Material provided:
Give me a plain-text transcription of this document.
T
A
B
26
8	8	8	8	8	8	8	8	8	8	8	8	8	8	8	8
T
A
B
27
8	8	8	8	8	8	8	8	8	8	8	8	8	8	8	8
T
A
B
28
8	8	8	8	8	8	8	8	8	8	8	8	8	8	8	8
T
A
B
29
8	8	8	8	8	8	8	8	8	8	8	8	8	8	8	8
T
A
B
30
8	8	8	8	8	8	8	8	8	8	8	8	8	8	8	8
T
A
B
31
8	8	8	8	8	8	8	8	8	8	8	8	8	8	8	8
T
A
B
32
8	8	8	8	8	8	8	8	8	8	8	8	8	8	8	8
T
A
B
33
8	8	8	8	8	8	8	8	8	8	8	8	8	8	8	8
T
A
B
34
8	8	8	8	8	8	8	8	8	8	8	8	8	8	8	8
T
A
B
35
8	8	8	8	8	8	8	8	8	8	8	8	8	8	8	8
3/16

Do this: Each record must be repeated exactly as it is.

Solution below:
Give me a plain-text transcription of this document.
T
A
B
26
8	8	8	8	8	8	8	8	8	8	8	8	8	8	8	8
T
A
B
27
8	8	8	8	8	8	8	8	8	8	8	8	8	8	8	8
T
A
B
28
8	8	8	8	8	8	8	8	8	8	8	8	8	8	8	8
T
A
B
29
8	8	8	8	8	8	8	8	8	8	8	8	8	8	8	8
T
A
B
30
8	8	8	8	8	8	8	8	8	8	8	8	8	8	8	8
T
A
B
31
8	8	8	8	8	8	8	8	8	8	8	8	8	8	8	8
T
A
B
32
8	8	8	8	8	8	8	8	8	8	8	8	8	8	8	8
T
A
B
33
8	8	8	8	8	8	8	8	8	8	8	8	8	8	8	8
T
A
B
34
8	8	8	8	8	8	8	8	8	8	8	8	8	8	8	8
T
A
B
35
8	8	8	8	8	8	8	8	8	8	8	8	8	8	8	8
3/16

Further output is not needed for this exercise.